> _Instruction_
Pull out every line with the word "Click".

> _Supplied data_
= = = = =
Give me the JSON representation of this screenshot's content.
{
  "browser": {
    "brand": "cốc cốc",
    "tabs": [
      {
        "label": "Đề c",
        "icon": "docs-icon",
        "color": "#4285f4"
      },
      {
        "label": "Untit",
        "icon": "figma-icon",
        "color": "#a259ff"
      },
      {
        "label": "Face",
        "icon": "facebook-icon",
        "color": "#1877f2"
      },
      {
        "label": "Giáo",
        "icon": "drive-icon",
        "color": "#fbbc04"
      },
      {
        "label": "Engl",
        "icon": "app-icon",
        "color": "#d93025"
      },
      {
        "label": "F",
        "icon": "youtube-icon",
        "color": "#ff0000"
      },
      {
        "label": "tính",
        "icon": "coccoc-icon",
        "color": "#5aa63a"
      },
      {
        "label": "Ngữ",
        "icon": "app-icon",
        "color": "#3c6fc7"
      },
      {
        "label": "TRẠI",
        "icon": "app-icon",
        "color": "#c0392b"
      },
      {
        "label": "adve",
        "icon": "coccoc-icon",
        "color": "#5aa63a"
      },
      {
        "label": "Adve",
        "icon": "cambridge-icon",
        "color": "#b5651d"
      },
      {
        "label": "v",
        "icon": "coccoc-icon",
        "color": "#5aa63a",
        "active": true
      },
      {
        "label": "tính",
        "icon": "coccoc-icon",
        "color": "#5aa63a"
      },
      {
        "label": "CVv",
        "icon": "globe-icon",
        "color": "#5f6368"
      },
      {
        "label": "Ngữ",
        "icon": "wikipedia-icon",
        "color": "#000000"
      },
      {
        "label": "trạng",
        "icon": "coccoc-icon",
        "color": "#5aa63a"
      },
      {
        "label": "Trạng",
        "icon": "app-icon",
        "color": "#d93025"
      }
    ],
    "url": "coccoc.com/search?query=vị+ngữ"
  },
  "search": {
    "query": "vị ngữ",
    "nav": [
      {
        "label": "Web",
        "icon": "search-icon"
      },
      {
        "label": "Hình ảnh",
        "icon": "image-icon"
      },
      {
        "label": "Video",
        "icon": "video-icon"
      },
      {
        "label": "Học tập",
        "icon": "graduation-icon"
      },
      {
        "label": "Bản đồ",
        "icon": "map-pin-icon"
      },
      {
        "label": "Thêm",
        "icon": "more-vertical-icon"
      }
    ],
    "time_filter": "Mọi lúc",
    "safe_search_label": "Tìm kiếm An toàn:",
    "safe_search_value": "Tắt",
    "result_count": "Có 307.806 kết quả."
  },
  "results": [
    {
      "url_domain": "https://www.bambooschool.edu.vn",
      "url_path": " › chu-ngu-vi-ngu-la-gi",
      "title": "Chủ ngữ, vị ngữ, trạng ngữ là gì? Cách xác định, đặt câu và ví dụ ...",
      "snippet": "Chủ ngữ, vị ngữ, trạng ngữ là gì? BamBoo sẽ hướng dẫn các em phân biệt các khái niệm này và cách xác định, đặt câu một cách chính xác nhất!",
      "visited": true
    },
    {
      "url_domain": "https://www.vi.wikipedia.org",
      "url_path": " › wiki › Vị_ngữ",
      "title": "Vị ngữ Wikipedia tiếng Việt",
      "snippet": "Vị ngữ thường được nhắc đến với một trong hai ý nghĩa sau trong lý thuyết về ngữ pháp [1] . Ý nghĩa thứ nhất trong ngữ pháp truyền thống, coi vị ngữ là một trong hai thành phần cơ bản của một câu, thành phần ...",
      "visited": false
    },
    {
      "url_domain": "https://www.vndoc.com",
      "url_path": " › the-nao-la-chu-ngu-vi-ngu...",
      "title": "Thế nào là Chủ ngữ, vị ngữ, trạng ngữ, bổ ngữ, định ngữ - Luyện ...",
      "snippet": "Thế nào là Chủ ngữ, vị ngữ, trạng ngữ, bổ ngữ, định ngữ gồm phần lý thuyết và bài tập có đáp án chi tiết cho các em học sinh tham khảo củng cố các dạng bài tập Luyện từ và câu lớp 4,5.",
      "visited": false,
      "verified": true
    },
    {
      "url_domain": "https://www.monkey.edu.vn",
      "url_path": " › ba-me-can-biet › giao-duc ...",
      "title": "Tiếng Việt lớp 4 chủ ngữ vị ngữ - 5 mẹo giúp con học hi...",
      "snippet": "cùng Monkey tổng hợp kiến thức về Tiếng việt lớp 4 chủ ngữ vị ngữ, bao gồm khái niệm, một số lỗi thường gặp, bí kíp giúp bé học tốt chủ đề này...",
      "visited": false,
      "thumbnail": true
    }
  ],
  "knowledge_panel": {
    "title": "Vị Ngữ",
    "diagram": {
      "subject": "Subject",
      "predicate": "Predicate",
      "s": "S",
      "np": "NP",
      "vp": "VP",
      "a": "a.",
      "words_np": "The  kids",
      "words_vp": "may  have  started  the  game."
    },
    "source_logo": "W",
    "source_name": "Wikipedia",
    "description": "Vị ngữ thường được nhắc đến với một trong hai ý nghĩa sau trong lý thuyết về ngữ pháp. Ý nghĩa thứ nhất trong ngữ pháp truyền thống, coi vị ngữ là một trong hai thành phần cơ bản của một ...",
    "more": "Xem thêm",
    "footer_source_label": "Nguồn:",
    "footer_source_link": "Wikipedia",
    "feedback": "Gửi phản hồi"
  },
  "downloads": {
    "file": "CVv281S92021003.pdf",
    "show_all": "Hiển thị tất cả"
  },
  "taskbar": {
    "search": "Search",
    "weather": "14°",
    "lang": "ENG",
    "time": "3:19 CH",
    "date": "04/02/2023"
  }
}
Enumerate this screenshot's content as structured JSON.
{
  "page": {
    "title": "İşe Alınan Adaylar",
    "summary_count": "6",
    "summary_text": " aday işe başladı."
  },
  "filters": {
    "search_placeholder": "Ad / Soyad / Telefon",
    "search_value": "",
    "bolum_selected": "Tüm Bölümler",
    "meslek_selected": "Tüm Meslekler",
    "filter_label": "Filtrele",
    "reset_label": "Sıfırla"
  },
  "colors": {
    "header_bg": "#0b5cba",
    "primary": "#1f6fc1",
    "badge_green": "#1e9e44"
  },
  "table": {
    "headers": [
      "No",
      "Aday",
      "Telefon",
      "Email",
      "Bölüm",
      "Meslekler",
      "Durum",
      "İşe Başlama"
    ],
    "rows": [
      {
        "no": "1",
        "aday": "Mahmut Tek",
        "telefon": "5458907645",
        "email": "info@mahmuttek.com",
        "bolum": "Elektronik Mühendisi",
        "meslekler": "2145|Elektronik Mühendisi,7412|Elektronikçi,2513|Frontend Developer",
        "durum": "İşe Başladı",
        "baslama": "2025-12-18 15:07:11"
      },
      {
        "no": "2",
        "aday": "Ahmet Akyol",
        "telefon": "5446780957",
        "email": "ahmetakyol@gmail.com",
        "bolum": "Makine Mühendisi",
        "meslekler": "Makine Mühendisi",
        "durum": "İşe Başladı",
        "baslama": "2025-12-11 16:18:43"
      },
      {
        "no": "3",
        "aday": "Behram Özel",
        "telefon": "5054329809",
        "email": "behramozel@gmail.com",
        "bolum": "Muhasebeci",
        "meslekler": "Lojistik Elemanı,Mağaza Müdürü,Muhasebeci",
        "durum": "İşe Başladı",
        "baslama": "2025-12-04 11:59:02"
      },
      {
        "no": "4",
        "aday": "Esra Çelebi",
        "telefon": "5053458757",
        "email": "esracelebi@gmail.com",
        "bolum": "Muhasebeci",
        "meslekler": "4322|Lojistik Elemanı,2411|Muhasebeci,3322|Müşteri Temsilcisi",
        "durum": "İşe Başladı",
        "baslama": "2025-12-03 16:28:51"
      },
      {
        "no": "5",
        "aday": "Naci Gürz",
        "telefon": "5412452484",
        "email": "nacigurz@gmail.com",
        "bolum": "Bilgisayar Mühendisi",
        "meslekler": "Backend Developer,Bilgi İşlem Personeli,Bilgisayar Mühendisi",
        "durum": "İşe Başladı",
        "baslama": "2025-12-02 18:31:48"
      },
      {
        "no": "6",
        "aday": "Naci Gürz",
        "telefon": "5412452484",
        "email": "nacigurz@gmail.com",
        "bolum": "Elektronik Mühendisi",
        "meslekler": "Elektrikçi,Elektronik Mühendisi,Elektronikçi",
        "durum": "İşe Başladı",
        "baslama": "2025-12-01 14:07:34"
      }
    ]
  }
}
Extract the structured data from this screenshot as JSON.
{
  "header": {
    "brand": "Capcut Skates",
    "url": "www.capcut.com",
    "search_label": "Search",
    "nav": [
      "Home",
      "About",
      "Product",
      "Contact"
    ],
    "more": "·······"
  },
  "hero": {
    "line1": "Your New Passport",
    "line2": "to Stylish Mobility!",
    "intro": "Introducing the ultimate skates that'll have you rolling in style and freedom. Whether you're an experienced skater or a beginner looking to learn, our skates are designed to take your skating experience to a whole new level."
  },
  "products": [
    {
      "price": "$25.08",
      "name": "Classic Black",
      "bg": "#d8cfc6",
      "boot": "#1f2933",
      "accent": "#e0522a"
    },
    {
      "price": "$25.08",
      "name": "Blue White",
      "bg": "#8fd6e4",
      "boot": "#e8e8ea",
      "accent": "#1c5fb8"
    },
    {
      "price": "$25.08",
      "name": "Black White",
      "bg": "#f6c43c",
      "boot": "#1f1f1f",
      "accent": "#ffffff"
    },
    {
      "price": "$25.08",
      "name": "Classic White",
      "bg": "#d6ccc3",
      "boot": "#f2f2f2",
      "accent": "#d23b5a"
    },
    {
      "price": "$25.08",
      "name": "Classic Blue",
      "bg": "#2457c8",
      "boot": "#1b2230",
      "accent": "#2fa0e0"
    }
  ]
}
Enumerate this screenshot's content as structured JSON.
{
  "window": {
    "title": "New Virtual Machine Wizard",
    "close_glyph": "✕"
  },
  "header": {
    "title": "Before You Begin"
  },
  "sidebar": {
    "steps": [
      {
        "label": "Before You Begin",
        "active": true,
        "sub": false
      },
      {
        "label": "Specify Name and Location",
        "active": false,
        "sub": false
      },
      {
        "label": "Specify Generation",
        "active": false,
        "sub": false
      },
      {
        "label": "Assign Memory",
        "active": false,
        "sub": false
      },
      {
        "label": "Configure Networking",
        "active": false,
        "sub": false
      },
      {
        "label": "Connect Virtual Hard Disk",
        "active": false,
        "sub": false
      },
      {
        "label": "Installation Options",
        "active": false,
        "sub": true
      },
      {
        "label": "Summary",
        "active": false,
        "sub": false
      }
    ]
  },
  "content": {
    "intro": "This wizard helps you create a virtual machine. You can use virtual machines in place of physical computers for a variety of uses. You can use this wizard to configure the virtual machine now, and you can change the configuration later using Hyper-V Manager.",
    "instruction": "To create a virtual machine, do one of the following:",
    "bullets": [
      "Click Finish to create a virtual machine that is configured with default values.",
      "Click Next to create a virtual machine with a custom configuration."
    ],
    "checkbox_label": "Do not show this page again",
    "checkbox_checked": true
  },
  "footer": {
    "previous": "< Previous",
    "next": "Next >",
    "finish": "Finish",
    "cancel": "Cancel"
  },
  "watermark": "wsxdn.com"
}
= = = = =
> _Completed exercise_
      "Click Finish to create a virtual machine that is configured with default values.",
      "Click Next to create a virtual machine with a custom configuration."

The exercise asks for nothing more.